# [EXERCISE DIRECTIONS]
Please copy every line of the records below that holds the word "values".

# [ENTRIES PROVIDED]
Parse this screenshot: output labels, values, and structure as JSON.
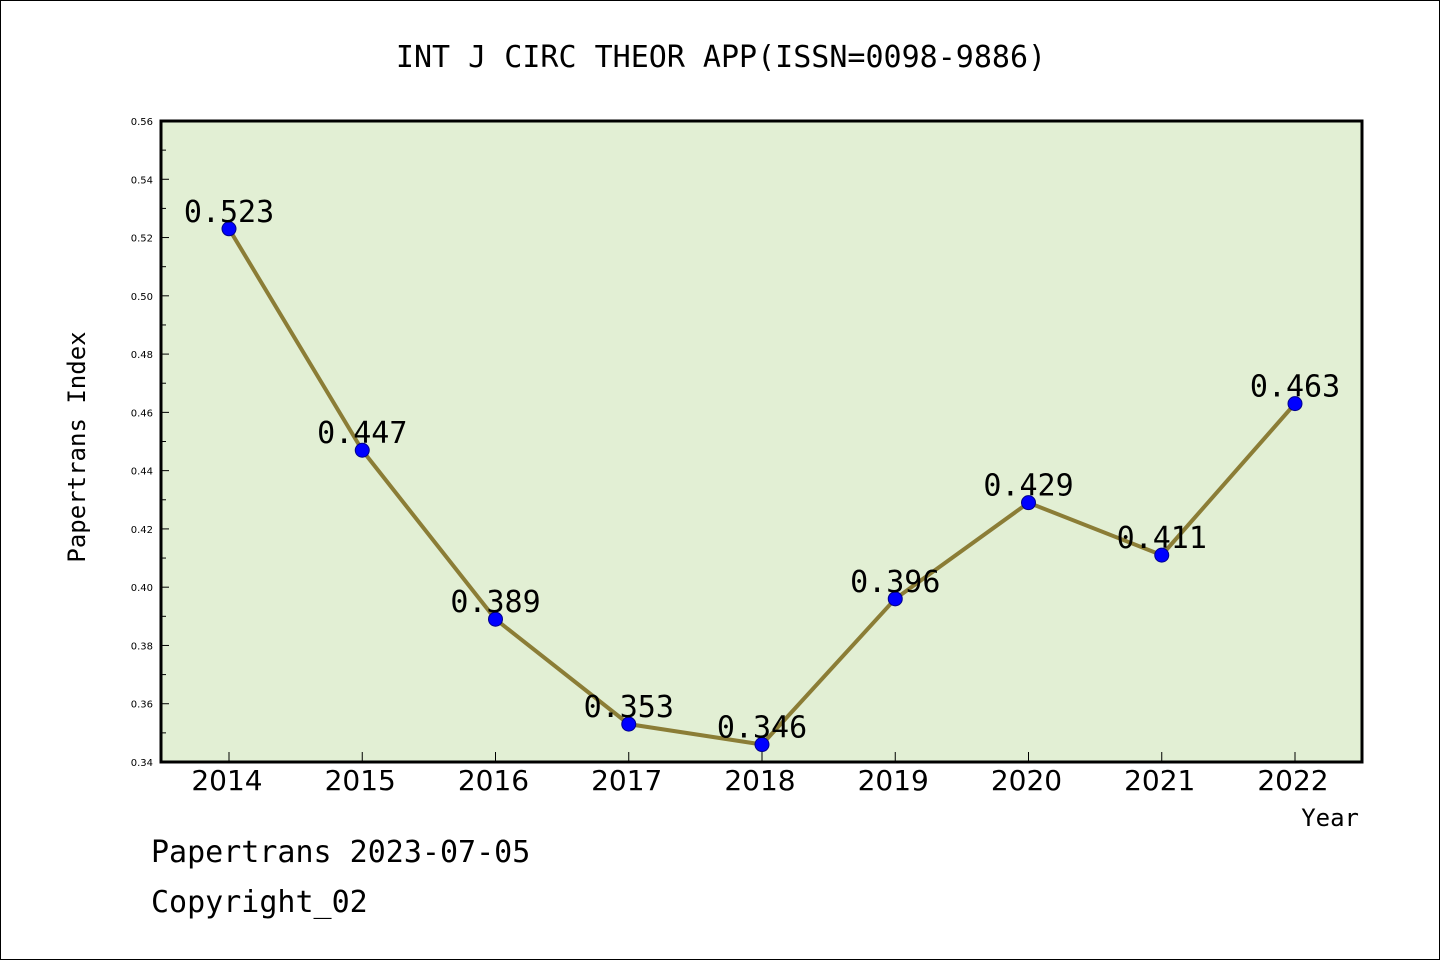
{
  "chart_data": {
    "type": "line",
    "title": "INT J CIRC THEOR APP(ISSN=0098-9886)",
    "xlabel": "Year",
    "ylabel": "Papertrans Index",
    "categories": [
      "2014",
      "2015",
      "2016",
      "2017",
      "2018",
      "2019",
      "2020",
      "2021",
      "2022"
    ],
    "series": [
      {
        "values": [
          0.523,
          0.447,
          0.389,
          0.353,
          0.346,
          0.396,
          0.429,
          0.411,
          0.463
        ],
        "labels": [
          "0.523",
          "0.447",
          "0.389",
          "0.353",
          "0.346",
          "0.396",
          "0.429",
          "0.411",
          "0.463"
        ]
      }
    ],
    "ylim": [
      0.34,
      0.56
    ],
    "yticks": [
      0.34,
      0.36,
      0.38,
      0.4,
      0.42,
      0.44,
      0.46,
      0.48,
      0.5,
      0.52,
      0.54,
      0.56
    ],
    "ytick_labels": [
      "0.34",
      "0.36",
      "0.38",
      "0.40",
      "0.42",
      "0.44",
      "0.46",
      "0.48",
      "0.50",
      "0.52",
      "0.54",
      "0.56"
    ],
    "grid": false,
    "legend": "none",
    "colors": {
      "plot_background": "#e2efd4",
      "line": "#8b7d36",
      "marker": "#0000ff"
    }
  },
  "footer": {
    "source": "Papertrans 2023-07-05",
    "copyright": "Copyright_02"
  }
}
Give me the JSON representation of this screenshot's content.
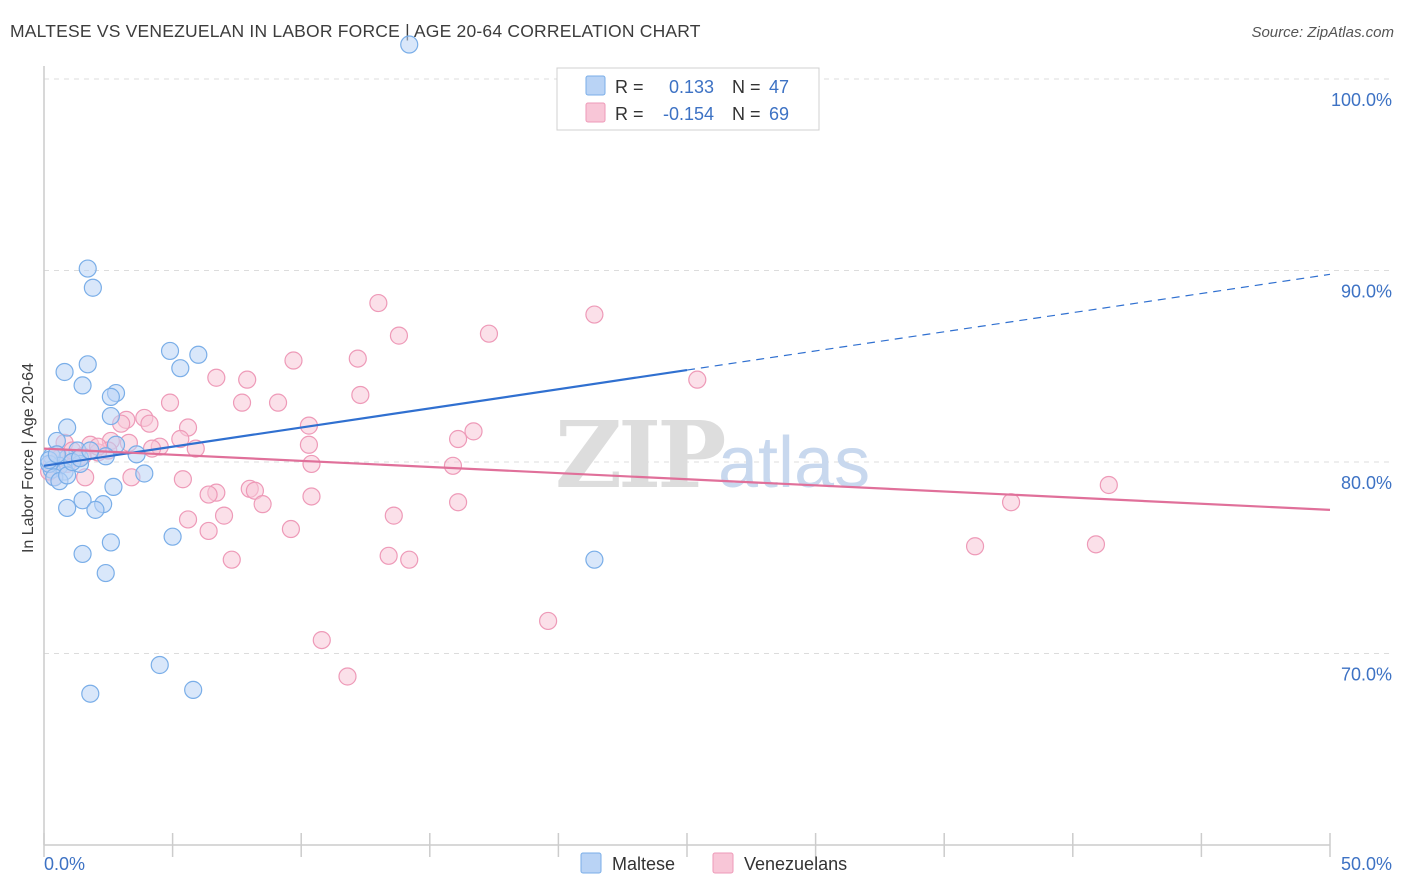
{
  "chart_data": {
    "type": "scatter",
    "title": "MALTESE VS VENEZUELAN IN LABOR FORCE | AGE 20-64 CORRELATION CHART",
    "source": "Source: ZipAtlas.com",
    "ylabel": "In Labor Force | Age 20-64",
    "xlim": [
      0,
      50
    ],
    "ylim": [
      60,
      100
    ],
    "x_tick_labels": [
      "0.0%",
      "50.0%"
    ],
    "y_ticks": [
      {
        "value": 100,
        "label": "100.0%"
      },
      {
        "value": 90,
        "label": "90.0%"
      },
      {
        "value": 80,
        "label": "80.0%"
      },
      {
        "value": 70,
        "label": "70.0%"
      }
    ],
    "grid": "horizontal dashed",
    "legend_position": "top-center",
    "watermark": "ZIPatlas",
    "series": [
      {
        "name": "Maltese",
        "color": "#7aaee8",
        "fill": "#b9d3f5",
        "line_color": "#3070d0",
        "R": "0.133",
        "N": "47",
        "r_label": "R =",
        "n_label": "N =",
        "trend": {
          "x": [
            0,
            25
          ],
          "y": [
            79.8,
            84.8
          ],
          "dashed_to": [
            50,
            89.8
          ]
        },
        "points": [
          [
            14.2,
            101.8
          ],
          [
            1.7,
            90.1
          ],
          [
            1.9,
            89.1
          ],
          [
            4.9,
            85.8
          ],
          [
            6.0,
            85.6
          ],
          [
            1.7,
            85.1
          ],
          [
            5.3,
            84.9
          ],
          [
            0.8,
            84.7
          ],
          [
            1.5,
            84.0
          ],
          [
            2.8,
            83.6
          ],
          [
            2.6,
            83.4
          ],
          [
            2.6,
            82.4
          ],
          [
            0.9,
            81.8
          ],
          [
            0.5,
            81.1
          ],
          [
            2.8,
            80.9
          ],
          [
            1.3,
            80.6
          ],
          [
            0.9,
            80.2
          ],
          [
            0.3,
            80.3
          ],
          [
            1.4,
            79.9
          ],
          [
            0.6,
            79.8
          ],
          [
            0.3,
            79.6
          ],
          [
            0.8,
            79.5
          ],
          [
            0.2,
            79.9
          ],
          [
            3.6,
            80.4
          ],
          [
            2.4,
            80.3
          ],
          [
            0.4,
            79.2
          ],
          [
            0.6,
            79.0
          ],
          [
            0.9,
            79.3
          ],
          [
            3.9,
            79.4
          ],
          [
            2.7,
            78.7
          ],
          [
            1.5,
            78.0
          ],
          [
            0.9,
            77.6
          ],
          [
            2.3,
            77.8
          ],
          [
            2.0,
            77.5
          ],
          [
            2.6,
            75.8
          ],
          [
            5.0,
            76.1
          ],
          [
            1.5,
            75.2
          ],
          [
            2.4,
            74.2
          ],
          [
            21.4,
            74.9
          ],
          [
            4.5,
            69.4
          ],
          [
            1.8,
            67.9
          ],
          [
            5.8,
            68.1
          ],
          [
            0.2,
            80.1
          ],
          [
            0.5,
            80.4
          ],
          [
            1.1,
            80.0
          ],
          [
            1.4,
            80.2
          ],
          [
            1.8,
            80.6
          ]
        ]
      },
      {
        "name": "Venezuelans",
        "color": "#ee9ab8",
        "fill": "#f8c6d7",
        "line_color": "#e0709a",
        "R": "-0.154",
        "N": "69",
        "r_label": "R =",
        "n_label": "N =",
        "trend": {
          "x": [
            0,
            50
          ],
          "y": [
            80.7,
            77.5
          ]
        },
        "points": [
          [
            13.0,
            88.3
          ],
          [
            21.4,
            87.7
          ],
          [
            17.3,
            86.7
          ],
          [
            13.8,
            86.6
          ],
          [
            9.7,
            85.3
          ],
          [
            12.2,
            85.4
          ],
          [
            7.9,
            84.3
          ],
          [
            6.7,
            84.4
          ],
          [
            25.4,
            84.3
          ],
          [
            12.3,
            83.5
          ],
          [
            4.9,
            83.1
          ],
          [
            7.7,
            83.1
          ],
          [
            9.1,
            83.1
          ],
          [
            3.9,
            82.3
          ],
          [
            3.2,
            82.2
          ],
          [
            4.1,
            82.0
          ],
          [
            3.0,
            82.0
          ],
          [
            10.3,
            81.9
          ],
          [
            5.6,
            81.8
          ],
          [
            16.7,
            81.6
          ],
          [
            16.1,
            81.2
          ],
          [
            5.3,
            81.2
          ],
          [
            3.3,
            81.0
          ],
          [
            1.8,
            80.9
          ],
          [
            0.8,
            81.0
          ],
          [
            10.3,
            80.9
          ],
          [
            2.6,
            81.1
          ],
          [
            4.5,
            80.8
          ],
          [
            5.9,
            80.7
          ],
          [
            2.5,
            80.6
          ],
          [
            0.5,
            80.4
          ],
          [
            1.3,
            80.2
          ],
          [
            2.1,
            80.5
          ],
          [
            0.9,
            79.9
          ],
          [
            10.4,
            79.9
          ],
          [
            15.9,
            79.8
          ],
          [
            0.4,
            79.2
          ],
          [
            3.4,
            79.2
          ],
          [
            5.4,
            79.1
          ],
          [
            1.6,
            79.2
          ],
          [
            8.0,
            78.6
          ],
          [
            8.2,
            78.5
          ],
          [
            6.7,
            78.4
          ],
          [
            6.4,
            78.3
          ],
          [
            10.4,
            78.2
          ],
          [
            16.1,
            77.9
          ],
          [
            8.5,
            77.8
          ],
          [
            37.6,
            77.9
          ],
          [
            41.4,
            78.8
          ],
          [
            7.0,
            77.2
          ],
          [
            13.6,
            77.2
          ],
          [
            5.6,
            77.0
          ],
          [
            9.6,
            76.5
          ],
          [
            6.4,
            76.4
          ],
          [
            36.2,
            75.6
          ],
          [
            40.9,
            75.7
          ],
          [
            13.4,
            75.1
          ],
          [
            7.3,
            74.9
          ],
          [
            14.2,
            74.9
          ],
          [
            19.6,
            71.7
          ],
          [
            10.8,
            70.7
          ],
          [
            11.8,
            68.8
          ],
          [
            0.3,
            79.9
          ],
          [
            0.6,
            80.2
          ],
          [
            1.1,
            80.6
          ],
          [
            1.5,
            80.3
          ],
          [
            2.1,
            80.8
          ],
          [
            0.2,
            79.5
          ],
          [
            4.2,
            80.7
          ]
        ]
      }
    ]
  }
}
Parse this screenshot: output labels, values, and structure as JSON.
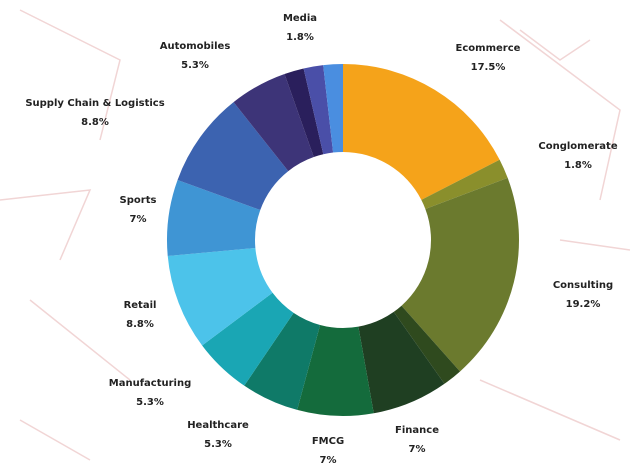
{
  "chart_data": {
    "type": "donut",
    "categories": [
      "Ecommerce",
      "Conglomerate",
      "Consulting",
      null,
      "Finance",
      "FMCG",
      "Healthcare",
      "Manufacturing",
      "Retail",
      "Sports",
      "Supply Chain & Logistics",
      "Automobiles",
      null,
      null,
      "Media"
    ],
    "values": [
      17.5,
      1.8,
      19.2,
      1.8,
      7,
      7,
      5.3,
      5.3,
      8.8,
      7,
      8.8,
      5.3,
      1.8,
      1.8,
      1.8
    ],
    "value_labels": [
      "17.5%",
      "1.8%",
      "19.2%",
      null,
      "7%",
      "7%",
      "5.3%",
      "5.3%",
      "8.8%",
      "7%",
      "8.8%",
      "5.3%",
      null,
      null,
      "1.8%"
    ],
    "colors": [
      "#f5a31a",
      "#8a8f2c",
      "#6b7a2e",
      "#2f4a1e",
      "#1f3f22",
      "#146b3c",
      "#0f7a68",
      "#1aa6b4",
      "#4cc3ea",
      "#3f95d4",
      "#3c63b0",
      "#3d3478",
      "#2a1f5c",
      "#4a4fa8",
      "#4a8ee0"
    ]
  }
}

# [RESPONSE TO THE TASK]
Parse this screenshot: output labels, values, and structure as JSON.
        "values": [
Parse this screenshot: output labels, values, and structure as JSON.
    "values": [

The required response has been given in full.